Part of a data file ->
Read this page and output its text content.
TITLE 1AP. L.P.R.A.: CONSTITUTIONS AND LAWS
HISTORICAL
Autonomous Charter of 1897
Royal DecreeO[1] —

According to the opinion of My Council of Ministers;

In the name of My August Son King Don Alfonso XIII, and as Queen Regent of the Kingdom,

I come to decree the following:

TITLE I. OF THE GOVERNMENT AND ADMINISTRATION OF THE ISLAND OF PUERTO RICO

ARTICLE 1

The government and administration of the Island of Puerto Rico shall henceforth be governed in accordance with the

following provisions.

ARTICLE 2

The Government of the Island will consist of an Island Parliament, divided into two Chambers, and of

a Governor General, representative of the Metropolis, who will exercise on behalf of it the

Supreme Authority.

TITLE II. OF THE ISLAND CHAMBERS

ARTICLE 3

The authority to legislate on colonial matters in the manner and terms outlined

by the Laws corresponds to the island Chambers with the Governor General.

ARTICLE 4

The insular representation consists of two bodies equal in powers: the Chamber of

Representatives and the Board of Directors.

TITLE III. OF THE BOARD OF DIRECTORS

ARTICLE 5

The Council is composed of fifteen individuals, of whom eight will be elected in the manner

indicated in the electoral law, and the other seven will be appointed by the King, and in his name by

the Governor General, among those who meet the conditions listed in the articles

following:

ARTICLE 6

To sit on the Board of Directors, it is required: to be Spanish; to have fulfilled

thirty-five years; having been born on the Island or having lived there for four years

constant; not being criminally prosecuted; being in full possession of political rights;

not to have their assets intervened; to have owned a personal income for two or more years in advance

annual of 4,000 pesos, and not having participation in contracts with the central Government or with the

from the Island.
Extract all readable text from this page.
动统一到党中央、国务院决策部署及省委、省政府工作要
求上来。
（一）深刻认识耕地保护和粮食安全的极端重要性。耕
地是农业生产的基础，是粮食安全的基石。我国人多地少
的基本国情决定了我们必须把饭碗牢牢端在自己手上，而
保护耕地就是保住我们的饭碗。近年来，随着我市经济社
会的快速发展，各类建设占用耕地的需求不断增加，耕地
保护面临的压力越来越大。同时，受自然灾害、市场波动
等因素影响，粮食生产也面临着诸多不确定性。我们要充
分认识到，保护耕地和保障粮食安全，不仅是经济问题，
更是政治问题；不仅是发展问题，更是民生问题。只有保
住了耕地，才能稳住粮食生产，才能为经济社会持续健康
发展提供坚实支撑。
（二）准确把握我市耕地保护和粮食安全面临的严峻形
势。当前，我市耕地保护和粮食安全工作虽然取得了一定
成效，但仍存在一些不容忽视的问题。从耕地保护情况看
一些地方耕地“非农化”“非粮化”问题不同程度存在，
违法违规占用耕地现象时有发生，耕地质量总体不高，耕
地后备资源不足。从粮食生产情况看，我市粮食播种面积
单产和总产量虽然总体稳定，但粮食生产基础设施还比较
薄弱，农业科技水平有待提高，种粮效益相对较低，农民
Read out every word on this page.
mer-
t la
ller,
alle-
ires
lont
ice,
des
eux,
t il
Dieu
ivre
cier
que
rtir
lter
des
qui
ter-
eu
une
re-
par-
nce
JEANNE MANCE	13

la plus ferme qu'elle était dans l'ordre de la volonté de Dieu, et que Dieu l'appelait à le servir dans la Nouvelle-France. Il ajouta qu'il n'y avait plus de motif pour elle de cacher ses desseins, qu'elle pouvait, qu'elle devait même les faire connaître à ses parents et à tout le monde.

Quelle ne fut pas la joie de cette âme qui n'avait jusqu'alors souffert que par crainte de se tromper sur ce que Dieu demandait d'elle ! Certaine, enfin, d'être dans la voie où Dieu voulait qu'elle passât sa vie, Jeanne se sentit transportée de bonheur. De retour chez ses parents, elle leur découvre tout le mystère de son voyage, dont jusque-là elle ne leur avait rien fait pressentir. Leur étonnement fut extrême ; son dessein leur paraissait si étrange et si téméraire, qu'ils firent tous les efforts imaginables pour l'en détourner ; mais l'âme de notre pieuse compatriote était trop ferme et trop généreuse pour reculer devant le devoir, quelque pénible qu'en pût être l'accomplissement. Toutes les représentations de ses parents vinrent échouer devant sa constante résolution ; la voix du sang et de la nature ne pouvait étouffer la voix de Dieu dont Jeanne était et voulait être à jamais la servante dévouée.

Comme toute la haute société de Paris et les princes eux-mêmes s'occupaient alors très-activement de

Required task ->
Read through the entries and copy each line in which "name" appears.

Output for this exercise ->
In the name of My August Son King Don Alfonso XIII, and as Queen Regent of the Kingdom,
indicated in the electoral law, and the other seven will be appointed by the King, and in his name by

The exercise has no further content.